**AIM OF THE EXERCISE**
All of the material below is to be retyped exactly.

[Records about charts and figures]

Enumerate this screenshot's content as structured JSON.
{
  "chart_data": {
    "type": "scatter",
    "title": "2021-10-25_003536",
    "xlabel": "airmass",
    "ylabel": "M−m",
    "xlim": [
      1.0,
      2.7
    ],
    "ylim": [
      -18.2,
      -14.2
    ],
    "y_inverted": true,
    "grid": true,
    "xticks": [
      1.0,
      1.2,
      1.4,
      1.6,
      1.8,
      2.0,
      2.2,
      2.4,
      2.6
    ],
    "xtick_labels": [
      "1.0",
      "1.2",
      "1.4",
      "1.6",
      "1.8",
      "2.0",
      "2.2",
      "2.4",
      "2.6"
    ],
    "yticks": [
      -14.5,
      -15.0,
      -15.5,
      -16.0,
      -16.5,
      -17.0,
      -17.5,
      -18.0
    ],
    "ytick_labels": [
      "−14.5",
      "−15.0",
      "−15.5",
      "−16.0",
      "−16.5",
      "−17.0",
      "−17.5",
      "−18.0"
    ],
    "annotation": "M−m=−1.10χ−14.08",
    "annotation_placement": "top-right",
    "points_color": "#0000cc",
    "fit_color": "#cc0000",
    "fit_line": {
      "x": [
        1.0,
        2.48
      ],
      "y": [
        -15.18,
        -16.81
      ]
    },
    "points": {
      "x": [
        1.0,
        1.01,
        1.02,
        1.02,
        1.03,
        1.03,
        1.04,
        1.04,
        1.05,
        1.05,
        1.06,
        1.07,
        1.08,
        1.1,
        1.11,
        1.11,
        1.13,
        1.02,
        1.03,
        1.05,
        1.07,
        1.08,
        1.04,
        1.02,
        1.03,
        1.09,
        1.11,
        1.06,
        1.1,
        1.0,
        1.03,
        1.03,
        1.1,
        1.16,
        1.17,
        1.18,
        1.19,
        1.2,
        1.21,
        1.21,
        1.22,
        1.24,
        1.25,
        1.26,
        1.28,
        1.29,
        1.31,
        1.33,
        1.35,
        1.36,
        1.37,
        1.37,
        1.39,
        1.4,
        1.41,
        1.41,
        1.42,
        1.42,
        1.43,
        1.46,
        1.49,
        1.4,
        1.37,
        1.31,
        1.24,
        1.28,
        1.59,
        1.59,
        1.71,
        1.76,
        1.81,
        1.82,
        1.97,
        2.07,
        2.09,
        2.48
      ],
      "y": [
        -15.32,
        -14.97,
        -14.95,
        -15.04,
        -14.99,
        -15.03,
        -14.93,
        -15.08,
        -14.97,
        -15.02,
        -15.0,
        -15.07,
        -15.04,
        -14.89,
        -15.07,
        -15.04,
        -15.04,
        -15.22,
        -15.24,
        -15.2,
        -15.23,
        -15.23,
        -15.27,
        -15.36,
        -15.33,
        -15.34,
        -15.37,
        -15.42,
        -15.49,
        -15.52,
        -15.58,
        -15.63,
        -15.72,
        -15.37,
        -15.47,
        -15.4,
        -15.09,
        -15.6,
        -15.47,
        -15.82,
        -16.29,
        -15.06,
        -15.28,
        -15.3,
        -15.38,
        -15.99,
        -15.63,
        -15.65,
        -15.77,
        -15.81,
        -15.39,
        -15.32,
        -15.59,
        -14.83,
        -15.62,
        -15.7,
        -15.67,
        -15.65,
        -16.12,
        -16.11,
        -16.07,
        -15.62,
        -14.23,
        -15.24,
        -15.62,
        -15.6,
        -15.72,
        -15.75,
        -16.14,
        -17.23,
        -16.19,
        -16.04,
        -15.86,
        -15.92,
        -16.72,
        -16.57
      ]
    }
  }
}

**EXERCISE ANSWER**
Enumerate this screenshot's content as structured JSON.
{
  "chart_data": {
    "type": "scatter",
    "title": "2021-10-25_003536",
    "xlabel": "airmass",
    "ylabel": "M−m",
    "xlim": [
      1.0,
      2.7
    ],
    "ylim": [
      -18.2,
      -14.2
    ],
    "y_inverted": true,
    "grid": true,
    "xticks": [
      1.0,
      1.2,
      1.4,
      1.6,
      1.8,
      2.0,
      2.2,
      2.4,
      2.6
    ],
    "xtick_labels": [
      "1.0",
      "1.2",
      "1.4",
      "1.6",
      "1.8",
      "2.0",
      "2.2",
      "2.4",
      "2.6"
    ],
    "yticks": [
      -14.5,
      -15.0,
      -15.5,
      -16.0,
      -16.5,
      -17.0,
      -17.5,
      -18.0
    ],
    "ytick_labels": [
      "−14.5",
      "−15.0",
      "−15.5",
      "−16.0",
      "−16.5",
      "−17.0",
      "−17.5",
      "−18.0"
    ],
    "annotation": "M−m=−1.10χ−14.08",
    "annotation_placement": "top-right",
    "points_color": "#0000cc",
    "fit_color": "#cc0000",
    "fit_line": {
      "x": [
        1.0,
        2.48
      ],
      "y": [
        -15.18,
        -16.81
      ]
    },
    "points": {
      "x": [
        1.0,
        1.01,
        1.02,
        1.02,
        1.03,
        1.03,
        1.04,
        1.04,
        1.05,
        1.05,
        1.06,
        1.07,
        1.08,
        1.1,
        1.11,
        1.11,
        1.13,
        1.02,
        1.03,
        1.05,
        1.07,
        1.08,
        1.04,
        1.02,
        1.03,
        1.09,
        1.11,
        1.06,
        1.1,
        1.0,
        1.03,
        1.03,
        1.1,
        1.16,
        1.17,
        1.18,
        1.19,
        1.2,
        1.21,
        1.21,
        1.22,
        1.24,
        1.25,
        1.26,
        1.28,
        1.29,
        1.31,
        1.33,
        1.35,
        1.36,
        1.37,
        1.37,
        1.39,
        1.4,
        1.41,
        1.41,
        1.42,
        1.42,
        1.43,
        1.46,
        1.49,
        1.4,
        1.37,
        1.31,
        1.24,
        1.28,
        1.59,
        1.59,
        1.71,
        1.76,
        1.81,
        1.82,
        1.97,
        2.07,
        2.09,
        2.48
      ],
      "y": [
        -15.32,
        -14.97,
        -14.95,
        -15.04,
        -14.99,
        -15.03,
        -14.93,
        -15.08,
        -14.97,
        -15.02,
        -15.0,
        -15.07,
        -15.04,
        -14.89,
        -15.07,
        -15.04,
        -15.04,
        -15.22,
        -15.24,
        -15.2,
        -15.23,
        -15.23,
        -15.27,
        -15.36,
        -15.33,
        -15.34,
        -15.37,
        -15.42,
        -15.49,
        -15.52,
        -15.58,
        -15.63,
        -15.72,
        -15.37,
        -15.47,
        -15.4,
        -15.09,
        -15.6,
        -15.47,
        -15.82,
        -16.29,
        -15.06,
        -15.28,
        -15.3,
        -15.38,
        -15.99,
        -15.63,
        -15.65,
        -15.77,
        -15.81,
        -15.39,
        -15.32,
        -15.59,
        -14.83,
        -15.62,
        -15.7,
        -15.67,
        -15.65,
        -16.12,
        -16.11,
        -16.07,
        -15.62,
        -14.23,
        -15.24,
        -15.62,
        -15.6,
        -15.72,
        -15.75,
        -16.14,
        -17.23,
        -16.19,
        -16.04,
        -15.86,
        -15.92,
        -16.72,
        -16.57
      ]
    }
  }
}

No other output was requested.